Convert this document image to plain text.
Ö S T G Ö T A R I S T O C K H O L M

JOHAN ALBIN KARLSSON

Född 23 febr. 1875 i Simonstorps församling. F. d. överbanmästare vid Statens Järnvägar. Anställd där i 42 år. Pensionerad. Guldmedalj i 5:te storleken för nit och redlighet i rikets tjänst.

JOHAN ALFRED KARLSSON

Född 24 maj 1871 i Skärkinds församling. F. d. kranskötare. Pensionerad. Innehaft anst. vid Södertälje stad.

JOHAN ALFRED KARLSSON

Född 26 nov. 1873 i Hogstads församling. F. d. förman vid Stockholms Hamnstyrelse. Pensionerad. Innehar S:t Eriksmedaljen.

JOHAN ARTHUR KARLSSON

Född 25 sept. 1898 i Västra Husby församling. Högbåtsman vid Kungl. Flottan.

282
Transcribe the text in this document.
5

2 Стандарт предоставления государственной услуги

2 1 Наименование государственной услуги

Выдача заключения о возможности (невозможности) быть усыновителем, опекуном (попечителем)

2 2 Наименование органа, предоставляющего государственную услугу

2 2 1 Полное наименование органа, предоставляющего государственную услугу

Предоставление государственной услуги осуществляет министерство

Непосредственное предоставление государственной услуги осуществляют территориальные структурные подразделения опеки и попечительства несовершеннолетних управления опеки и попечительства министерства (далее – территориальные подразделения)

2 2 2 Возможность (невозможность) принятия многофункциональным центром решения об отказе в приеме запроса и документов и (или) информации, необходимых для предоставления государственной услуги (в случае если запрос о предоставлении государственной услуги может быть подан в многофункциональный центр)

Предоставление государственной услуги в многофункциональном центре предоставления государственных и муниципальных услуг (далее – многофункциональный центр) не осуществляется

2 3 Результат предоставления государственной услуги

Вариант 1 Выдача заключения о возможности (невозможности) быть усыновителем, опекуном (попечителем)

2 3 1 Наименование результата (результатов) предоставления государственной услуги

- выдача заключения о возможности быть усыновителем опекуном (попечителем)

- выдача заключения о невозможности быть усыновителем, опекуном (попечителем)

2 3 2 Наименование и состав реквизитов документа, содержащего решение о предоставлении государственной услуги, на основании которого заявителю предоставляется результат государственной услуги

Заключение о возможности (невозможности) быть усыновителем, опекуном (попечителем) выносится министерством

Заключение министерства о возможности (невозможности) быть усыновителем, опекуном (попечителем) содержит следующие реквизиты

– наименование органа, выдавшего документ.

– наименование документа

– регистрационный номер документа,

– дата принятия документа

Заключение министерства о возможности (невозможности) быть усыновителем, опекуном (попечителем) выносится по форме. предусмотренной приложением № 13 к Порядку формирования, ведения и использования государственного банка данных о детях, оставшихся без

▬▬▬

▶ **Objective**
Every record should be given again exactly.

▶ **Response**
Convert this document image to plain text.
Ö S T G Ö T A R I S T O C K H O L M

JOHAN ALBIN KARLSSON

Född 23 febr. 1875 i Simonstorps församling. F. d. överbanmästare vid Statens Järnvägar. Anställd där i 42 år. Pensionerad. Guldmedalj i 5:te storleken för nit och redlighet i rikets tjänst.

JOHAN ALFRED KARLSSON

Född 24 maj 1871 i Skärkinds församling. F. d. kranskötare. Pensionerad. Innehaft anst. vid Södertälje stad.

JOHAN ALFRED KARLSSON

Född 26 nov. 1873 i Hogstads församling. F. d. förman vid Stockholms Hamnstyrelse. Pensionerad. Innehar S:t Eriksmedaljen.

JOHAN ARTHUR KARLSSON

Född 25 sept. 1898 i Västra Husby församling. Högbåtsman vid Kungl. Flottan.

282
Transcribe the text in this document.
5

2 Стандарт предоставления государственной услуги

2 1 Наименование государственной услуги

Выдача заключения о возможности (невозможности) быть усыновителем, опекуном (попечителем)

2 2 Наименование органа, предоставляющего государственную услугу

2 2 1 Полное наименование органа, предоставляющего государственную услугу

Предоставление государственной услуги осуществляет министерство

Непосредственное предоставление государственной услуги осуществляют территориальные структурные подразделения опеки и попечительства несовершеннолетних управления опеки и попечительства министерства (далее – территориальные подразделения)

2 2 2 Возможность (невозможность) принятия многофункциональным центром решения об отказе в приеме запроса и документов и (или) информации, необходимых для предоставления государственной услуги (в случае если запрос о предоставлении государственной услуги может быть подан в многофункциональный центр)

Предоставление государственной услуги в многофункциональном центре предоставления государственных и муниципальных услуг (далее – многофункциональный центр) не осуществляется

2 3 Результат предоставления государственной услуги

Вариант 1 Выдача заключения о возможности (невозможности) быть усыновителем, опекуном (попечителем)

2 3 1 Наименование результата (результатов) предоставления государственной услуги

- выдача заключения о возможности быть усыновителем опекуном (попечителем)

- выдача заключения о невозможности быть усыновителем, опекуном (попечителем)

2 3 2 Наименование и состав реквизитов документа, содержащего решение о предоставлении государственной услуги, на основании которого заявителю предоставляется результат государственной услуги

Заключение о возможности (невозможности) быть усыновителем, опекуном (попечителем) выносится министерством

Заключение министерства о возможности (невозможности) быть усыновителем, опекуном (попечителем) содержит следующие реквизиты

– наименование органа, выдавшего документ.

– наименование документа

– регистрационный номер документа,

– дата принятия документа

Заключение министерства о возможности (невозможности) быть усыновителем, опекуном (попечителем) выносится по форме. предусмотренной приложением № 13 к Порядку формирования, ведения и использования государственного банка данных о детях, оставшихся без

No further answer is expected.